## Directive:
Where a line of the material contains the string "this", copy that line.
━━━━━━
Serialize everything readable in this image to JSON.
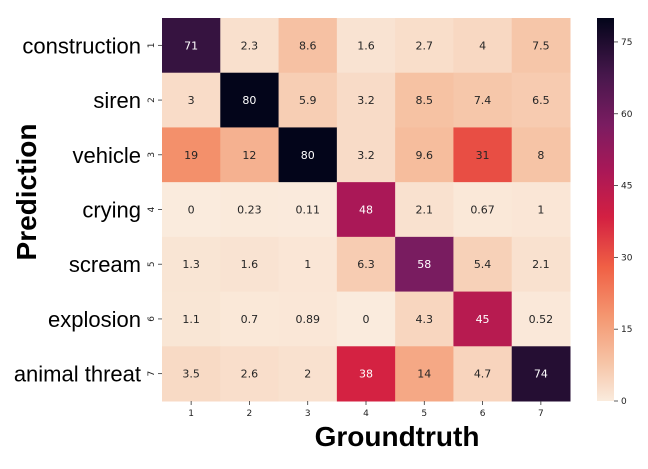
{
  "chart_data": {
    "type": "heatmap",
    "xlabel": "Groundtruth",
    "ylabel": "Prediction",
    "x_tick_labels": [
      "1",
      "2",
      "3",
      "4",
      "5",
      "6",
      "7"
    ],
    "y_tick_labels": [
      "1",
      "2",
      "3",
      "4",
      "5",
      "6",
      "7"
    ],
    "row_names": [
      "construction",
      "siren",
      "vehicle",
      "crying",
      "scream",
      "explosion",
      "animal threat"
    ],
    "values": [
      [
        71,
        2.3,
        8.6,
        1.6,
        2.7,
        4,
        7.5
      ],
      [
        3,
        80,
        5.9,
        3.2,
        8.5,
        7.4,
        6.5
      ],
      [
        19,
        12,
        80,
        3.2,
        9.6,
        31,
        8
      ],
      [
        0,
        0.23,
        0.11,
        48,
        2.1,
        0.67,
        1
      ],
      [
        1.3,
        1.6,
        1,
        6.3,
        58,
        5.4,
        2.1
      ],
      [
        1.1,
        0.7,
        0.89,
        0,
        4.3,
        45,
        0.52
      ],
      [
        3.5,
        2.6,
        2,
        38,
        14,
        4.7,
        74
      ]
    ],
    "colorbar": {
      "min": 0,
      "max": 80,
      "ticks": [
        0,
        15,
        30,
        45,
        60,
        75
      ],
      "colormap": "rocket_r"
    }
  }
}
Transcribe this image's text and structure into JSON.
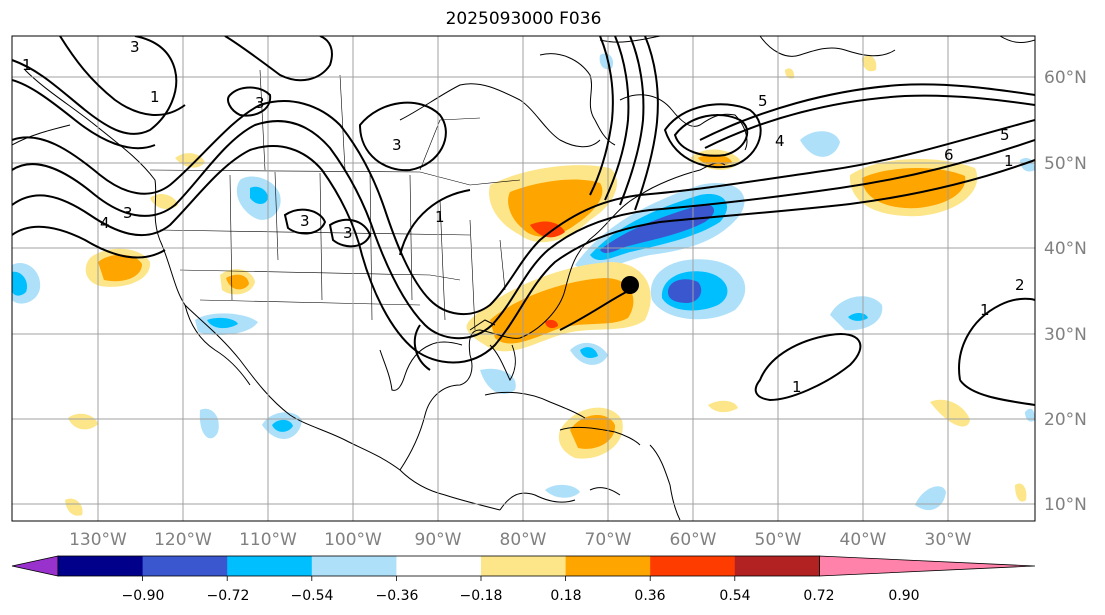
{
  "title": "2025093000 F036",
  "latitude_labels": [
    "60°N",
    "50°N",
    "40°N",
    "30°N",
    "20°N",
    "10°N"
  ],
  "longitude_labels": [
    "130°W",
    "120°W",
    "110°W",
    "100°W",
    "90°W",
    "80°W",
    "70°W",
    "60°W",
    "50°W",
    "40°W",
    "30°W"
  ],
  "colorbar": {
    "ticks": [
      "−0.90",
      "−0.72",
      "−0.54",
      "−0.36",
      "−0.18",
      "0.18",
      "0.36",
      "0.54",
      "0.72",
      "0.90"
    ],
    "colors": [
      "#9932cc",
      "#00008b",
      "#3a57d0",
      "#00bfff",
      "#aee0fa",
      "#ffffff",
      "#fde68a",
      "#ffa500",
      "#ff3c00",
      "#b22222",
      "#ff82ab"
    ]
  },
  "contour_labels": [
    "3",
    "1",
    "3",
    "3",
    "3",
    "3",
    "1",
    "1",
    "4",
    "3",
    "5",
    "4",
    "6",
    "5",
    "1",
    "1",
    "2",
    "1"
  ],
  "marker": "storm-center"
}
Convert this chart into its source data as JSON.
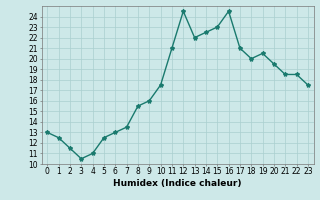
━━━━━━
## Answer below:
Serialize everything readable in this image to JSON.
Transcribe this image's text and structure into JSON.
Convert this chart into its source data as JSON.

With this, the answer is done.